◆ Dataset rows:
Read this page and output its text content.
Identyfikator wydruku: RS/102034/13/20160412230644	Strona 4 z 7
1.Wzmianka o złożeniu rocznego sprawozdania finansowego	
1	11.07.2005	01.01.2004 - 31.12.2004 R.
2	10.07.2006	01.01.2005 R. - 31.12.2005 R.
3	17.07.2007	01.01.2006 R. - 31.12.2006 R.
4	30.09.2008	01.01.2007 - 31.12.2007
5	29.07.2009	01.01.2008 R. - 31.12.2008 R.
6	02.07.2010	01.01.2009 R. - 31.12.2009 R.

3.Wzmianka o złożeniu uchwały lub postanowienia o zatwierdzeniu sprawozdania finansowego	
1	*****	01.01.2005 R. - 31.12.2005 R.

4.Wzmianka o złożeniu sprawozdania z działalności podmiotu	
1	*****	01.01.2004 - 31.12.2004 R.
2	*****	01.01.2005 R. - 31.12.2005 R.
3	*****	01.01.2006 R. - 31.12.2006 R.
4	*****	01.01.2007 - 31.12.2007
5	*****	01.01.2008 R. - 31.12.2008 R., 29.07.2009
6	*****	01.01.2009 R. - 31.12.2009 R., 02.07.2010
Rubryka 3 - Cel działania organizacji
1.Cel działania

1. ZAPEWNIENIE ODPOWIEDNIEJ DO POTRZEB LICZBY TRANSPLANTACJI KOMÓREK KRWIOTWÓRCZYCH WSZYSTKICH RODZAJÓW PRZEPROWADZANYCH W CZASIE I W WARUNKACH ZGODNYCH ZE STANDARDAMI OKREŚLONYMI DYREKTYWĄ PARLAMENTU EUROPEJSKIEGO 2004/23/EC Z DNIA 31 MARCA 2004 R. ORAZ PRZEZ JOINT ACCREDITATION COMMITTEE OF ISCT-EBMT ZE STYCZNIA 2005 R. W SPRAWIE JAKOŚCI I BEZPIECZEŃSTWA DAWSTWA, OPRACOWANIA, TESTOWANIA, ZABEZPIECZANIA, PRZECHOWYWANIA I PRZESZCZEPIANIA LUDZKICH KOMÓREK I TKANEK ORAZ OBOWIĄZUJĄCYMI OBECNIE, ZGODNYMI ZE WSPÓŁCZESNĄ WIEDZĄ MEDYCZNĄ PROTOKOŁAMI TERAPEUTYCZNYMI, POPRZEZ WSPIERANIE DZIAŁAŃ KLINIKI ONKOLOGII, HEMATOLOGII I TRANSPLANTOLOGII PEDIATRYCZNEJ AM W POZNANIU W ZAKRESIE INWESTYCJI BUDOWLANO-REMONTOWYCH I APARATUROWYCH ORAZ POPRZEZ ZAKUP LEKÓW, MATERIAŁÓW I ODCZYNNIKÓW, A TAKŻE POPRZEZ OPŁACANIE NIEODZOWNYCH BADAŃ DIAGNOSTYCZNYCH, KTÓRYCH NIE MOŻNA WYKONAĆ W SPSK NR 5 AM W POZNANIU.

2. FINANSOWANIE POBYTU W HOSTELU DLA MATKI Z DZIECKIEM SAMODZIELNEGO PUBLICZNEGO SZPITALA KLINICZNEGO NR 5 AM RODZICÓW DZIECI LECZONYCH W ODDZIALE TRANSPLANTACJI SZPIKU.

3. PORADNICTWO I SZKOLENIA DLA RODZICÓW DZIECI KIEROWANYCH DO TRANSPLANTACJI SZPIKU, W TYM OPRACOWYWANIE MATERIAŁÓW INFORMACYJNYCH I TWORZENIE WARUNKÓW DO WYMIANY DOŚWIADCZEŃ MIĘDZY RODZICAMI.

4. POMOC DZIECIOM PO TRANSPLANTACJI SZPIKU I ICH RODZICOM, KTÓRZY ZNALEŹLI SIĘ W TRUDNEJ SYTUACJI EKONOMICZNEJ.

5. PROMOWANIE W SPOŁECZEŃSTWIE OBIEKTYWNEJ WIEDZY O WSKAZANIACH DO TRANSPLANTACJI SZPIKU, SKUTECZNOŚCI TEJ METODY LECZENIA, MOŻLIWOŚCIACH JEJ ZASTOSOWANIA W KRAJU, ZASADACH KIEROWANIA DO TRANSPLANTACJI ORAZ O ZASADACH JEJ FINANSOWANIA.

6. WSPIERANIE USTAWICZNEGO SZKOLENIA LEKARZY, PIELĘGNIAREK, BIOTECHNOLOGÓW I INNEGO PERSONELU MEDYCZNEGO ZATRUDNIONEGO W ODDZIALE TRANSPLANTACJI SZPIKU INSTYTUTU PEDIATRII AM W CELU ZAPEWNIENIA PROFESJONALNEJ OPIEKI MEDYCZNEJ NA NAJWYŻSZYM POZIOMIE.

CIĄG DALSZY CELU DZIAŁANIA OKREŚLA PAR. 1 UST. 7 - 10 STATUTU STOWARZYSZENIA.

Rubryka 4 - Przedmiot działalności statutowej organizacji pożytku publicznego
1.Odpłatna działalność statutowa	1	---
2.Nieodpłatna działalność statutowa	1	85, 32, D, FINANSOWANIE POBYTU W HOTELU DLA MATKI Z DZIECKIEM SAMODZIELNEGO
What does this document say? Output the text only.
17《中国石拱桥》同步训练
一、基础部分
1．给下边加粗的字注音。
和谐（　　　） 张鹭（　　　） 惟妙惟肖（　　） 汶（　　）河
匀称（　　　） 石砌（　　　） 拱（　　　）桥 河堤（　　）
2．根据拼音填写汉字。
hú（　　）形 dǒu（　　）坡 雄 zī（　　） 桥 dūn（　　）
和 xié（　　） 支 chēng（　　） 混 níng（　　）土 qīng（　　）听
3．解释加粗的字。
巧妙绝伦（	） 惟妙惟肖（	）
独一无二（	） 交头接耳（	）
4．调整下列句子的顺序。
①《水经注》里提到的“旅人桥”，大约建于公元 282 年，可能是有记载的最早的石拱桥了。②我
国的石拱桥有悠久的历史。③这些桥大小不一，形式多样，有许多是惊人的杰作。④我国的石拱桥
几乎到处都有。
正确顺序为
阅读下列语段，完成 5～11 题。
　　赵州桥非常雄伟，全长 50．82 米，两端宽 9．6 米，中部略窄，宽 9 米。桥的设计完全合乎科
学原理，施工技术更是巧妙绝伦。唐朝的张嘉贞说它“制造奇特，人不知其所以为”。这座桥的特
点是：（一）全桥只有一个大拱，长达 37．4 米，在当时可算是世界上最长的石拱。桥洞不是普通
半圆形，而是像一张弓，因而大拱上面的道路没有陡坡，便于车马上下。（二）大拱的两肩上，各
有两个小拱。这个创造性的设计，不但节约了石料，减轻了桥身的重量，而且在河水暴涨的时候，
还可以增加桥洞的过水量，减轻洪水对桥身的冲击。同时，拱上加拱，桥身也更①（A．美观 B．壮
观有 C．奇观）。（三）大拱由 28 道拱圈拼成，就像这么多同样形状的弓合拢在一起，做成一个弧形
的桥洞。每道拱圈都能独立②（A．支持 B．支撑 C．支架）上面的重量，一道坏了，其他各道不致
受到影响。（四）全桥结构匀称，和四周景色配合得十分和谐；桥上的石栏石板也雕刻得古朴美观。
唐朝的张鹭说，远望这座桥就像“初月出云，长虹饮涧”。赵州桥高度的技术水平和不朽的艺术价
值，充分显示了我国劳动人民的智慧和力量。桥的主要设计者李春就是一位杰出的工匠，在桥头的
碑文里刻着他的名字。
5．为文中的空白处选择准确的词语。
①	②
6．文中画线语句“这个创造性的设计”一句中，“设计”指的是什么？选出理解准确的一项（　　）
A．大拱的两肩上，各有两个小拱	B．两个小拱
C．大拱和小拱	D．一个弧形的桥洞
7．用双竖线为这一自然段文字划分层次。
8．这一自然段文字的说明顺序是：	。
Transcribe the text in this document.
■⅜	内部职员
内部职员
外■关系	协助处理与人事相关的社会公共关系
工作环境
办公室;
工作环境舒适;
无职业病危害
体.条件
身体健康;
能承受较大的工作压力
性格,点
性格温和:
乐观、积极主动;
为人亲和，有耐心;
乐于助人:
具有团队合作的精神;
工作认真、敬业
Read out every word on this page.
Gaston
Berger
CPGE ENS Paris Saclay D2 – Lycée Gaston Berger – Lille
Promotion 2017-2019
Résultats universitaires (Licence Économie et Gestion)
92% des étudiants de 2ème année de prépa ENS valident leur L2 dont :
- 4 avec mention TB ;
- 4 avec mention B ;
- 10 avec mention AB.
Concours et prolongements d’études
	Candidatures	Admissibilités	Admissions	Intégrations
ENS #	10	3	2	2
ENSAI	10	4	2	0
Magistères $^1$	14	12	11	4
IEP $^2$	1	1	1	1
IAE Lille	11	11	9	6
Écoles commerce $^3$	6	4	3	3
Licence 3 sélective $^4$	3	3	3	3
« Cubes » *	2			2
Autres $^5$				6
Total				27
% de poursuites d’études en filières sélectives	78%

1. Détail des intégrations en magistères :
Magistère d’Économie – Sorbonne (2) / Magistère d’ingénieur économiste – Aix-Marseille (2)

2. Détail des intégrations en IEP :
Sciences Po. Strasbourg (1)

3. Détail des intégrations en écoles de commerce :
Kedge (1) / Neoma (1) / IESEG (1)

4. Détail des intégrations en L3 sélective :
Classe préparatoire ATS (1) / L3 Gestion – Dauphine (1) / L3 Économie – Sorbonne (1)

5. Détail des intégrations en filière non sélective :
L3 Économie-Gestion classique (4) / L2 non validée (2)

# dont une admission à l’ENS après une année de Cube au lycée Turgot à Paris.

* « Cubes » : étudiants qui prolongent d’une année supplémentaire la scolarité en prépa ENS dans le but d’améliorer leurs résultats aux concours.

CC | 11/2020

◆ Short exercise: Search the records for the string "Détail" and return every line in which it occurs.

◆ Solution for this task:
1. Détail des intégrations en magistères :
2. Détail des intégrations en IEP :
3. Détail des intégrations en écoles de commerce :
4. Détail des intégrations en L3 sélective :
5. Détail des intégrations en filière non sélective :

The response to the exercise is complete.